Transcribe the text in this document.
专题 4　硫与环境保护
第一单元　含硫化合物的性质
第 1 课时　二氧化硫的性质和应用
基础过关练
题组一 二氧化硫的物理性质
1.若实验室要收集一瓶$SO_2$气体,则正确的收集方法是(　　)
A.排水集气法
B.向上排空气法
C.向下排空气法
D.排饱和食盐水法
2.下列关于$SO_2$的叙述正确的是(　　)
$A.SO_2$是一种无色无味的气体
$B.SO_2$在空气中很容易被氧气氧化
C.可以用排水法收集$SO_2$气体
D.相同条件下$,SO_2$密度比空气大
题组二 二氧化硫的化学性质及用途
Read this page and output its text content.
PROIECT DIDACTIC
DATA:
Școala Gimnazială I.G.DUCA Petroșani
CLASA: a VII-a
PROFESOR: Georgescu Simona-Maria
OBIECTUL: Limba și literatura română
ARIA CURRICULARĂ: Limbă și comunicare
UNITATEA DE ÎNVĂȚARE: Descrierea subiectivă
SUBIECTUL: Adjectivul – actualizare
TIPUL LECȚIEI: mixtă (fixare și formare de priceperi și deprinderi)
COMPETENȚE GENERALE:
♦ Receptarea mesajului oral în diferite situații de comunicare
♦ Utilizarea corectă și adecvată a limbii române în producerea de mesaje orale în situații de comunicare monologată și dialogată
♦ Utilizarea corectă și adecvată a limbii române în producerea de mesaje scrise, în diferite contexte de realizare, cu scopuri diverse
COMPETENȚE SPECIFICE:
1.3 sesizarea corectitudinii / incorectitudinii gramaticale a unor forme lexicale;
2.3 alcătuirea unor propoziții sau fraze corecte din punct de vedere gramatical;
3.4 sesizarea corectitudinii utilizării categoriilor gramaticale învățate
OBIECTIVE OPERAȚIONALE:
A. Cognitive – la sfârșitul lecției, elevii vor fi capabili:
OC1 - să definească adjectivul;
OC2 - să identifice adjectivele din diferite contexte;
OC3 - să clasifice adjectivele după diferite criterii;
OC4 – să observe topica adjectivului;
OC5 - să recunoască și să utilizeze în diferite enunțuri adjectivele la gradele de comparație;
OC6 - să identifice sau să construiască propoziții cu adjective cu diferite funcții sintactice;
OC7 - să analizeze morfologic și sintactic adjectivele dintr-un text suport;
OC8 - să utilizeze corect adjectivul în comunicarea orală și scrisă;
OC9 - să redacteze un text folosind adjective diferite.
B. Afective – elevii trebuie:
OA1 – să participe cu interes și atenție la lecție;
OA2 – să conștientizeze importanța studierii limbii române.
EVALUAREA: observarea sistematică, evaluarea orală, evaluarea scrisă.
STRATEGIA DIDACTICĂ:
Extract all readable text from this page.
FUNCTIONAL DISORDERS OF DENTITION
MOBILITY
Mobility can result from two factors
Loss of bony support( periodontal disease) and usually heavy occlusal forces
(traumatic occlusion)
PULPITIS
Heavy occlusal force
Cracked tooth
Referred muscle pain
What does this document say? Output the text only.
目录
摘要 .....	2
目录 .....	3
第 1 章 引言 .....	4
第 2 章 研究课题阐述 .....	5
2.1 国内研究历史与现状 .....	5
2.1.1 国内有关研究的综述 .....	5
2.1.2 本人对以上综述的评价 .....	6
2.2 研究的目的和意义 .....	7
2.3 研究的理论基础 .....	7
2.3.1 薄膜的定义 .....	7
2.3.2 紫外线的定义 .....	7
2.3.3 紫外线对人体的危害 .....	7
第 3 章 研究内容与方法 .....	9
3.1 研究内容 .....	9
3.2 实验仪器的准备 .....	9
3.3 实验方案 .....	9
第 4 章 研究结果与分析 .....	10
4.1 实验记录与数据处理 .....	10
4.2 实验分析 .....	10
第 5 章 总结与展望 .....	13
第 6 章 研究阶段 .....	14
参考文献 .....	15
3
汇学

> Directive: Everything from the line containing "What does this" to the end of the data above should be quoted exactly, please, both ends included, and nothing outside that span.

> Written reply:
What does this document say? Output the text only.
目录
摘要 .....	2
目录 .....	3
第 1 章 引言 .....	4
第 2 章 研究课题阐述 .....	5
2.1 国内研究历史与现状 .....	5
2.1.1 国内有关研究的综述 .....	5
2.1.2 本人对以上综述的评价 .....	6
2.2 研究的目的和意义 .....	7
2.3 研究的理论基础 .....	7
2.3.1 薄膜的定义 .....	7
2.3.2 紫外线的定义 .....	7
2.3.3 紫外线对人体的危害 .....	7
第 3 章 研究内容与方法 .....	9
3.1 研究内容 .....	9
3.2 实验仪器的准备 .....	9
3.3 实验方案 .....	9
第 4 章 研究结果与分析 .....	10
4.1 实验记录与数据处理 .....	10
4.2 实验分析 .....	10
第 5 章 总结与展望 .....	13
第 6 章 研究阶段 .....	14
参考文献 .....	15
3
汇学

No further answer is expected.